Exercise task:
How many lines of these entries hold the string "into"? Reply with the number alone.
◆ ◆ ◆ ◆ ◆
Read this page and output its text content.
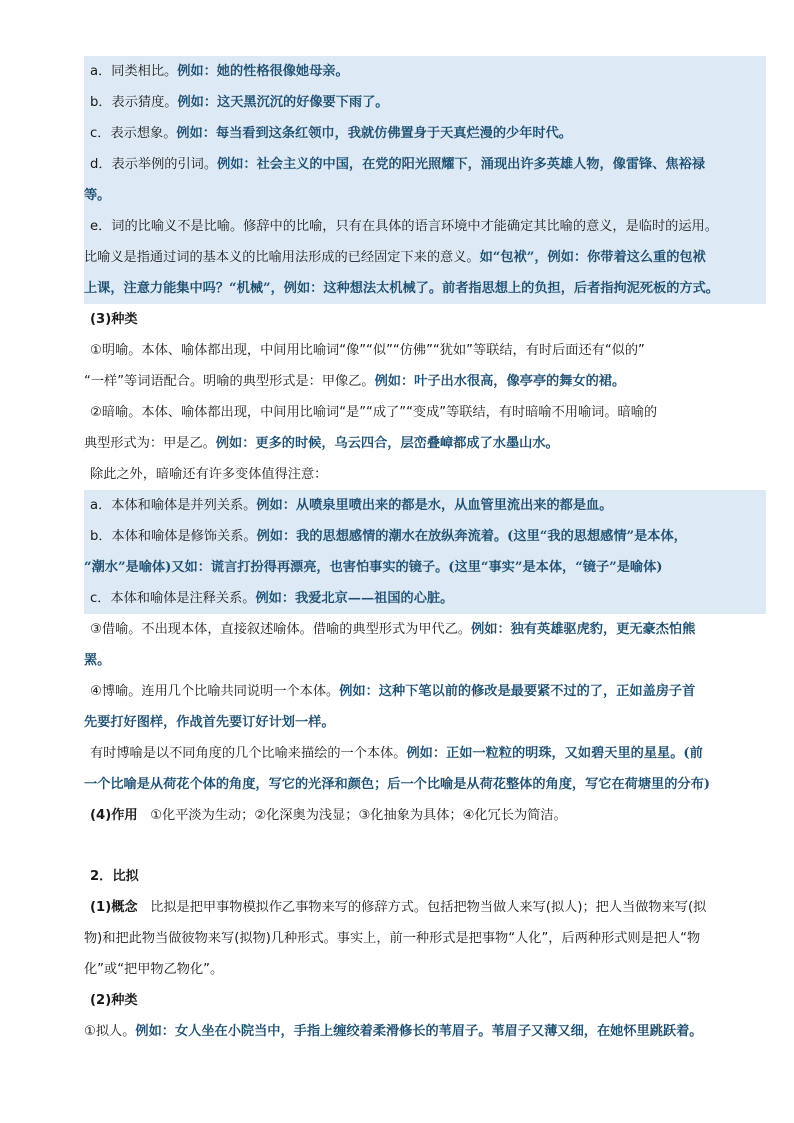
a．同类相比。例如：她的性格很像她母亲。

b．表示猜度。例如：这天黑沉沉的好像要下雨了。

c．表示想象。例如：每当看到这条红领巾，我就仿佛置身于天真烂漫的少年时代。

d．表示举例的引词。例如：社会主义的中国，在党的阳光照耀下，涌现出许多英雄人物，像雷锋、焦裕禄

等。

e．词的比喻义不是比喻。修辞中的比喻，只有在具体的语言环境中才能确定其比喻的意义，是临时的运用。

比喻义是指通过词的基本义的比喻用法形成的已经固定下来的意义。如“包袱”，例如：你带着这么重的包袱

上课，注意力能集中吗？“机械”，例如：这种想法太机械了。前者指思想上的负担，后者指拘泥死板的方式。

(3)种类

①明喻。本体、喻体都出现，中间用比喻词“像”“似”“仿佛”“犹如”等联结，有时后面还有“似的”

“一样”等词语配合。明喻的典型形式是：甲像乙。例如：叶子出水很高，像亭亭的舞女的裙。

②暗喻。本体、喻体都出现，中间用比喻词“是”“成了”“变成”等联结，有时暗喻不用喻词。暗喻的

典型形式为：甲是乙。例如：更多的时候，乌云四合，层峦叠嶂都成了水墨山水。

除此之外，暗喻还有许多变体值得注意：

a．本体和喻体是并列关系。例如：从喷泉里喷出来的都是水，从血管里流出来的都是血。

b．本体和喻体是修饰关系。例如：我的思想感情的潮水在放纵奔流着。(这里“我的思想感情”是本体，

“潮水”是喻体)又如：谎言打扮得再漂亮，也害怕事实的镜子。(这里“事实”是本体，“镜子”是喻体)

c．本体和喻体是注释关系。例如：我爱北京——祖国的心脏。

③借喻。不出现本体，直接叙述喻体。借喻的典型形式为甲代乙。例如：独有英雄驱虎豹，更无豪杰怕熊

罴。

④博喻。连用几个比喻共同说明一个本体。例如：这种下笔以前的修改是最要紧不过的了，正如盖房子首

先要打好图样，作战首先要订好计划一样。

有时博喻是以不同角度的几个比喻来描绘的一个本体。例如：正如一粒粒的明珠，又如碧天里的星星。(前

一个比喻是从荷花个体的角度，写它的光泽和颜色；后一个比喻是从荷花整体的角度，写它在荷塘里的分布)

(4)作用 ①化平淡为生动；②化深奥为浅显；③化抽象为具体；④化冗长为简洁。

2．比拟

(1)概念 比拟是把甲事物模拟作乙事物来写的修辞方式。包括把物当做人来写(拟人)；把人当做物来写(拟

物)和把此物当做彼物来写(拟物)几种形式。事实上，前一种形式是把事物“人化”，后两种形式则是把人“物

化”或“把甲物乙物化”。

(2)种类

①拟人。例如：女人坐在小院当中，手指上缠绞着柔滑修长的苇眉子。苇眉子又薄又细，在她怀里跳跃着。
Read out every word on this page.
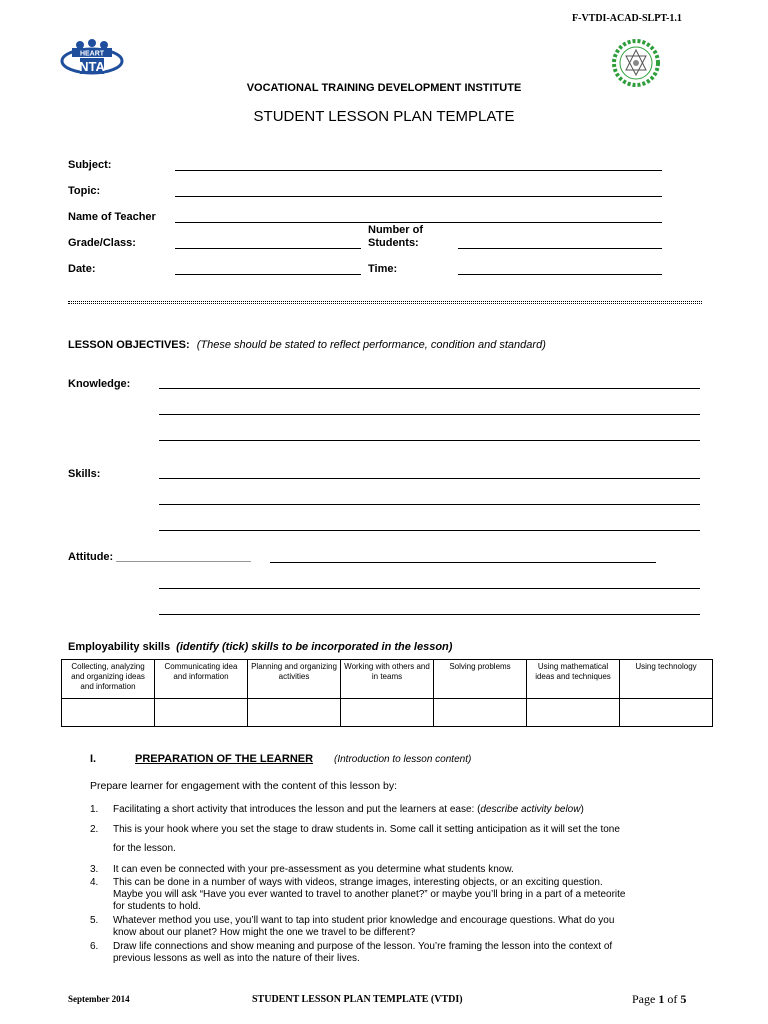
F-VTDI-ACAD-SLPT-1.1
HEART
NTA
VOCATIONAL TRAINING DEVELOPMENT INSTITUTE
STUDENT LESSON PLAN TEMPLATE
Subject:
Topic:
Name of Teacher
Grade/Class:
Number of
Students:
Date:	Time:
LESSON OBJECTIVES: (These should be stated to reflect performance, condition and standard)
Knowledge:
Skills:
Attitude: ______________________
Employability skills (identify (tick) skills to be incorporated in the lesson)
Collecting, analyzing and organizing ideas and information	Communicating idea and information	Planning and organizing activities	Working with others and in teams	Solving problems	Using mathematical ideas and techniques	Using technology

I.	PREPARATION OF THE LEARNER (Introduction to lesson content)
Prepare learner for engagement with the content of this lesson by:
1.	Facilitating a short activity that introduces the lesson and put the learners at ease: (describe activity below)
2.	This is your hook where you set the stage to draw students in. Some call it setting anticipation as it will set the tone
for the lesson.
3.	It can even be connected with your pre-assessment as you determine what students know.
4.	This can be done in a number of ways with videos, strange images, interesting objects, or an exciting question.
Maybe you will ask “Have you ever wanted to travel to another planet?” or maybe you’ll bring in a part of a meteorite
for students to hold.
5.	Whatever method you use, you’ll want to tap into student prior knowledge and encourage questions. What do you
know about our planet? How might the one we travel to be different?
6.	Draw life connections and show meaning and purpose of the lesson. You’re framing the lesson into the context of
previous lessons as well as into the nature of their lives.
September 2014	STUDENT LESSON PLAN TEMPLATE (VTDI)	Page 1 of 5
◆ ◆ ◆ ◆ ◆
The output:
3